# [PROBLEM DETAILS]
Put the data from its first line through the line containing "cell-ir-nonuse: 0.16 <box>660" into a Markdown table with the columns "No." and "Line", giving each line its row number and leaving out any blank lines.

──────── SUPPLIED ENTRIES ────────

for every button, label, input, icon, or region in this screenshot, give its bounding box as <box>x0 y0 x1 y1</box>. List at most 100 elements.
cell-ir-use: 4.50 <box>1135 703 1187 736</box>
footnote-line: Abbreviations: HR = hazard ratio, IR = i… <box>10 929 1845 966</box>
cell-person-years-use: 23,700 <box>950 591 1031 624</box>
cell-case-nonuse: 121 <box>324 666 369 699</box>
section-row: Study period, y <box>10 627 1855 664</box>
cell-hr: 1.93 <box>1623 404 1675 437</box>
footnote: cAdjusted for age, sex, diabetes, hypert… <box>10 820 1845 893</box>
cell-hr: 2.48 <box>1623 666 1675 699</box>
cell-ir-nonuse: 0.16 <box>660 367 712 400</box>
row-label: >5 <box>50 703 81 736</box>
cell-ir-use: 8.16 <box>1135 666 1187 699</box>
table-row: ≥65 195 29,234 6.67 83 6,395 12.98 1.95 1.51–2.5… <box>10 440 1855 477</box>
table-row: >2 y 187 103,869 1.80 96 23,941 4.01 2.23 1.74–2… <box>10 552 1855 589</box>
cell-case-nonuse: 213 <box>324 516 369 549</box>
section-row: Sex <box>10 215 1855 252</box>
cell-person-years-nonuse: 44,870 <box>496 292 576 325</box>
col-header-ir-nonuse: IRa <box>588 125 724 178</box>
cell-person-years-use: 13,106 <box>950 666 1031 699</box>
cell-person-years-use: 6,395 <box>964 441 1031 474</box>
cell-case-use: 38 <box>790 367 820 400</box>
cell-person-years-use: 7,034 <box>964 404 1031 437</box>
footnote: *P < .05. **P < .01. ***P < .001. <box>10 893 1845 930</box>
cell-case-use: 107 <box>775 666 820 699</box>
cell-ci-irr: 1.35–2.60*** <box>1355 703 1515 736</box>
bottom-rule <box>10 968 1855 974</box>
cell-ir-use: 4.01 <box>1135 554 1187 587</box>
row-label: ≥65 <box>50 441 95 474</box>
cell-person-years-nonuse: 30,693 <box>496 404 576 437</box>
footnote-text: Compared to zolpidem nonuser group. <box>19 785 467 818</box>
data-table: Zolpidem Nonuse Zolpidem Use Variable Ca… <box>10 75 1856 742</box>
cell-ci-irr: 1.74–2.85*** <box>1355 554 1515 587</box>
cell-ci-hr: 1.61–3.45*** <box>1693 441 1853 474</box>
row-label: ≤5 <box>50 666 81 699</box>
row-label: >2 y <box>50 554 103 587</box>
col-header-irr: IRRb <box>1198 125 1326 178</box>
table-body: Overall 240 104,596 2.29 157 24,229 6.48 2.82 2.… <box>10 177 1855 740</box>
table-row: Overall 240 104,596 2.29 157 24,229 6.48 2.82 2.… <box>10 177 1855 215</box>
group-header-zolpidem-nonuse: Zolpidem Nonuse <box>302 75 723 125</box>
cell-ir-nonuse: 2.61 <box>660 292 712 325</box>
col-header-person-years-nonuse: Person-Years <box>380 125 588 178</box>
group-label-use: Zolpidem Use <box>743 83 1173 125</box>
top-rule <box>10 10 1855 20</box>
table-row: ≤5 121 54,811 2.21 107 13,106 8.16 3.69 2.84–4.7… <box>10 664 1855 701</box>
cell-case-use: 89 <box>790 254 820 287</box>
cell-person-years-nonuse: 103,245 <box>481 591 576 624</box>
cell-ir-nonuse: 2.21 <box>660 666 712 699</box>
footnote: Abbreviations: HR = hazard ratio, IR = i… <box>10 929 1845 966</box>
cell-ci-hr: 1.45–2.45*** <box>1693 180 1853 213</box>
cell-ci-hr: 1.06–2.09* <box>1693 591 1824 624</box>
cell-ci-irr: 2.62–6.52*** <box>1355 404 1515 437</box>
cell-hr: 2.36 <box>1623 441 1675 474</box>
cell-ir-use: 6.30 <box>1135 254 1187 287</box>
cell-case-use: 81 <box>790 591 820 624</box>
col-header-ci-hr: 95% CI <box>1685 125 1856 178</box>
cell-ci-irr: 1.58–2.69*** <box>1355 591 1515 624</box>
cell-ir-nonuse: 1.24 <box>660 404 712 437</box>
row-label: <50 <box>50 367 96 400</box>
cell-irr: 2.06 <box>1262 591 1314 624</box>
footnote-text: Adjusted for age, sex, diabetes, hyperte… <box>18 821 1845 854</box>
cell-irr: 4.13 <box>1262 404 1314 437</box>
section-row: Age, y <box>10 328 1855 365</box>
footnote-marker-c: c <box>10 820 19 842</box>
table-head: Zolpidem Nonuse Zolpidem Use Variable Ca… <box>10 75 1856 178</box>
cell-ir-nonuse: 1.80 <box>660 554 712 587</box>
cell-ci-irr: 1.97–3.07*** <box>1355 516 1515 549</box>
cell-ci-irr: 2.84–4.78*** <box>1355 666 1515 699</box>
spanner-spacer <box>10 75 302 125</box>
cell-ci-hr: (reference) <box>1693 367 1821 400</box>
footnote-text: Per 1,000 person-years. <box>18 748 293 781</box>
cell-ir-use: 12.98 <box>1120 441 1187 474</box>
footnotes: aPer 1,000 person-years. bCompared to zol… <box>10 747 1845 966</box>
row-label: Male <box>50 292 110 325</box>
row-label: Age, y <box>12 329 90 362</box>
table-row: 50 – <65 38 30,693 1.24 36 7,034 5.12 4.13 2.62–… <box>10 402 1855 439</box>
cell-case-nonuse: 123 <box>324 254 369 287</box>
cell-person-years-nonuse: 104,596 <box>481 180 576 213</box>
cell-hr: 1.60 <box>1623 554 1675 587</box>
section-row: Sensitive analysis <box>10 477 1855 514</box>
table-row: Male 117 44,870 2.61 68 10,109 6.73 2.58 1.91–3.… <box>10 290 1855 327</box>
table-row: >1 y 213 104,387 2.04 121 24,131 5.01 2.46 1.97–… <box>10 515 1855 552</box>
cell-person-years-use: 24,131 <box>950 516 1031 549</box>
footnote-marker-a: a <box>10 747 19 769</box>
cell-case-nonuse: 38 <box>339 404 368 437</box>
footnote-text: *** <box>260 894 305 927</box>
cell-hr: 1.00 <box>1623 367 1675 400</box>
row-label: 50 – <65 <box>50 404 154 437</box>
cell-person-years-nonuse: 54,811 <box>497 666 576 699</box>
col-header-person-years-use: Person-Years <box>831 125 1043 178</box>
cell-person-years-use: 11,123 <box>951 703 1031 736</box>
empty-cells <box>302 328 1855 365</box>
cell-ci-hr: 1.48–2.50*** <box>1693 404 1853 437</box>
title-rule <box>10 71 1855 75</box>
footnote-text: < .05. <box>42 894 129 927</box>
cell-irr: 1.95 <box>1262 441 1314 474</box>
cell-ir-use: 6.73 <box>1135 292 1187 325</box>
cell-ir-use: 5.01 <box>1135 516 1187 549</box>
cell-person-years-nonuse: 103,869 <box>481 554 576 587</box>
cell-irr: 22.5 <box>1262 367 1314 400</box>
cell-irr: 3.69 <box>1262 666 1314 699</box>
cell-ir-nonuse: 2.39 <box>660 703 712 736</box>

────────

# [OUTPUT FOR THIS TASK]
| No. | Line |
|---|---|
| 1 | for every button, label, input, icon, or region in this screenshot, give its bounding box as <box>x0 y0 x1 y1</box>. List at most 100 elements. |
| 2 | cell-ir-use: 4.50 <box>1135 703 1187 736</box> |
| 3 | footnote-line: Abbreviations: HR = hazard ratio, IR = i… <box>10 929 1845 966</box> |
| 4 | cell-person-years-use: 23,700 <box>950 591 1031 624</box> |
| 5 | cell-case-nonuse: 121 <box>324 666 369 699</box> |
| 6 | section-row: Study period, y <box>10 627 1855 664</box> |
| 7 | cell-hr: 1.93 <box>1623 404 1675 437</box> |
| 8 | footnote: cAdjusted for age, sex, diabetes, hypert… <box>10 820 1845 893</box> |
| 9 | cell-hr: 2.48 <box>1623 666 1675 699</box> |
| 10 | cell-ir-nonuse: 0.16 <box>660 367 712 400</box> |